══ Information supplied ══

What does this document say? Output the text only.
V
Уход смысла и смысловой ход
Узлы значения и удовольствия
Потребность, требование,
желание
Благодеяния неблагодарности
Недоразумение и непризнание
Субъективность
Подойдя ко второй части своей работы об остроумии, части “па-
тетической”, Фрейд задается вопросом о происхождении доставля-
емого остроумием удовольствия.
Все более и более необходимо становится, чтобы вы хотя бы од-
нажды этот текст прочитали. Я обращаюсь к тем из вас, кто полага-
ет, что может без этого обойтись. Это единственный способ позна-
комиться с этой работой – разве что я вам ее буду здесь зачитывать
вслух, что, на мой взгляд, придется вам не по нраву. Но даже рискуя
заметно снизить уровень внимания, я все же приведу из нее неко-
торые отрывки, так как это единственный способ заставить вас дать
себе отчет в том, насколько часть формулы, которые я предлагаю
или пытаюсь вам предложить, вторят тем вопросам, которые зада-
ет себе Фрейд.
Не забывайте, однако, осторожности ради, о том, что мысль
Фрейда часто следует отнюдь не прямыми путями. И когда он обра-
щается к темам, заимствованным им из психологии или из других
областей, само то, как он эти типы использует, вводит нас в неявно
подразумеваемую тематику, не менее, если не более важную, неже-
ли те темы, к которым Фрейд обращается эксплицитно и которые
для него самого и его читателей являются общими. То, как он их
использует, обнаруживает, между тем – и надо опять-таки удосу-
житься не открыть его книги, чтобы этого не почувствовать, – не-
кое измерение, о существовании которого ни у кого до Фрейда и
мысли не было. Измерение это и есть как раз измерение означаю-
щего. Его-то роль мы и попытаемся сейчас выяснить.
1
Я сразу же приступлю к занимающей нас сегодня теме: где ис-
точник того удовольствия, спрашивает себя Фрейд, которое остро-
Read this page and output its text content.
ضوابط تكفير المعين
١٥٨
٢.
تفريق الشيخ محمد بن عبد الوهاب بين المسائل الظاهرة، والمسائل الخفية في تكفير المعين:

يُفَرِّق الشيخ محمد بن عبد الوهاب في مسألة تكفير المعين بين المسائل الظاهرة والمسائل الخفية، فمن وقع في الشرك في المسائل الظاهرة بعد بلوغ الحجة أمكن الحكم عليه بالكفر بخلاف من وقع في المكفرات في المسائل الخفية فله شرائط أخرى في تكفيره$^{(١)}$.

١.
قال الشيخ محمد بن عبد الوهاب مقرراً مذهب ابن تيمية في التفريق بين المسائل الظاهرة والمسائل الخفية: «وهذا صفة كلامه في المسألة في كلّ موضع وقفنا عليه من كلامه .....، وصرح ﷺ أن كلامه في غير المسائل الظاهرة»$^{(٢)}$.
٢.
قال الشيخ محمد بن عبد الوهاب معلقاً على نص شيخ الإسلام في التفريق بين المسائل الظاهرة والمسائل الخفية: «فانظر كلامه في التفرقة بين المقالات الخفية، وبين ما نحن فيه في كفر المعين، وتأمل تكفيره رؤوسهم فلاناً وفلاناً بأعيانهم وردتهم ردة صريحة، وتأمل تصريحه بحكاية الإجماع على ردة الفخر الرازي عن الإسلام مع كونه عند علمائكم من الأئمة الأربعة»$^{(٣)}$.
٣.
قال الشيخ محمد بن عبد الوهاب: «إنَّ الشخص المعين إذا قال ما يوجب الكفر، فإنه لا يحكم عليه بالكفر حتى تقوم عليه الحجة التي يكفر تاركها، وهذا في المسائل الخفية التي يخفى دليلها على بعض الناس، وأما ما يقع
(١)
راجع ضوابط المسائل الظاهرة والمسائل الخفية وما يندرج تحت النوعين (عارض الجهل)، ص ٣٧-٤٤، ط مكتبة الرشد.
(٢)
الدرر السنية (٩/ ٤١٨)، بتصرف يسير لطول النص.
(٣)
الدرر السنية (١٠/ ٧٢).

═══

## Task directions
Filter the entries and copy out every line with the word "المعين".

## Correct output
ضوابط تكفير المعين
تفريق الشيخ محمد بن عبد الوهاب بين المسائل الظاهرة، والمسائل الخفية في تكفير المعين:
يُفَرِّق الشيخ محمد بن عبد الوهاب في مسألة تكفير المعين بين المسائل الظاهرة والمسائل الخفية، فمن وقع في الشرك في المسائل الظاهرة بعد بلوغ الحجة أمكن الحكم عليه بالكفر بخلاف من وقع في المكفرات في المسائل الخفية فله شرائط أخرى في تكفيره$^{(١)}$.
قال الشيخ محمد بن عبد الوهاب معلقاً على نص شيخ الإسلام في التفريق بين المسائل الظاهرة والمسائل الخفية: «فانظر كلامه في التفرقة بين المقالات الخفية، وبين ما نحن فيه في كفر المعين، وتأمل تكفيره رؤوسهم فلاناً وفلاناً بأعيانهم وردتهم ردة صريحة، وتأمل تصريحه بحكاية الإجماع على ردة الفخر الرازي عن الإسلام مع كونه عند علمائكم من الأئمة الأربعة»$^{(٣)}$.
قال الشيخ محمد بن عبد الوهاب: «إنَّ الشخص المعين إذا قال ما يوجب الكفر، فإنه لا يحكم عليه بالكفر حتى تقوم عليه الحجة التي يكفر تاركها، وهذا في المسائل الخفية التي يخفى دليلها على بعض الناس، وأما ما يقع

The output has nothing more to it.